■ **What the exercise asks**:
Every line holding the word "Lindgren" counts once. Give the total, nothing more.

[Entries from a dataset]
* * * * * * * * *

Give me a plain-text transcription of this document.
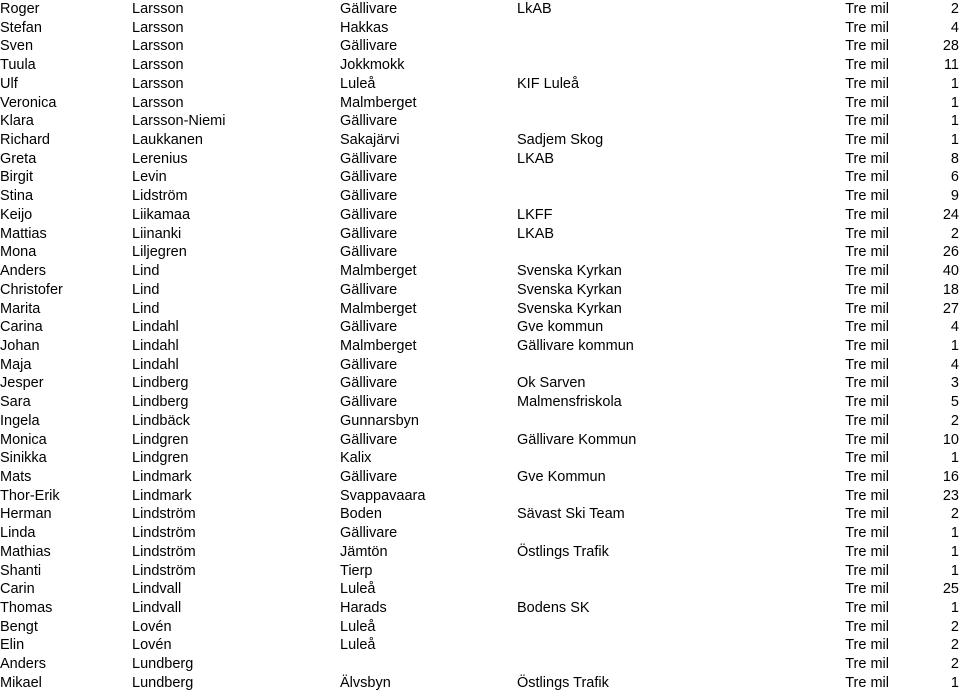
Roger	Larsson	Gällivare	LkAB	Tre mil	2
Stefan	Larsson	Hakkas		Tre mil	4
Sven	Larsson	Gällivare		Tre mil	28
Tuula	Larsson	Jokkmokk		Tre mil	11
Ulf	Larsson	Luleå	KIF Luleå	Tre mil	1
Veronica	Larsson	Malmberget		Tre mil	1
Klara	Larsson-Niemi	Gällivare		Tre mil	1
Richard	Laukkanen	Sakajärvi	Sadjem Skog	Tre mil	1
Greta	Lerenius	Gällivare	LKAB	Tre mil	8
Birgit	Levin	Gällivare		Tre mil	6
Stina	Lidström	Gällivare		Tre mil	9
Keijo	Liikamaa	Gällivare	LKFF	Tre mil	24
Mattias	Liinanki	Gällivare	LKAB	Tre mil	2
Mona	Liljegren	Gällivare		Tre mil	26
Anders	Lind	Malmberget	Svenska Kyrkan	Tre mil	40
Christofer	Lind	Gällivare	Svenska Kyrkan	Tre mil	18
Marita	Lind	Malmberget	Svenska Kyrkan	Tre mil	27
Carina	Lindahl	Gällivare	Gve kommun	Tre mil	4
Johan	Lindahl	Malmberget	Gällivare kommun	Tre mil	1
Maja	Lindahl	Gällivare		Tre mil	4
Jesper	Lindberg	Gällivare	Ok Sarven	Tre mil	3
Sara	Lindberg	Gällivare	Malmensfriskola	Tre mil	5
Ingela	Lindbäck	Gunnarsbyn		Tre mil	2
Monica	Lindgren	Gällivare	Gällivare Kommun	Tre mil	10
Sinikka	Lindgren	Kalix		Tre mil	1
Mats	Lindmark	Gällivare	Gve Kommun	Tre mil	16
Thor-Erik	Lindmark	Svappavaara		Tre mil	23
Herman	Lindström	Boden	Sävast Ski Team	Tre mil	2
Linda	Lindström	Gällivare		Tre mil	1
Mathias	Lindström	Jämtön	Östlings Trafik	Tre mil	1
Shanti	Lindström	Tierp		Tre mil	1
Carin	Lindvall	Luleå		Tre mil	25
Thomas	Lindvall	Harads	Bodens SK	Tre mil	1
Bengt	Lovén	Luleå		Tre mil	2
Elin	Lovén	Luleå		Tre mil	2
Anders	Lundberg			Tre mil	2
Mikael	Lundberg	Älvsbyn	Östlings Trafik	Tre mil	1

* * * * * * * * *

■ **The result**:
2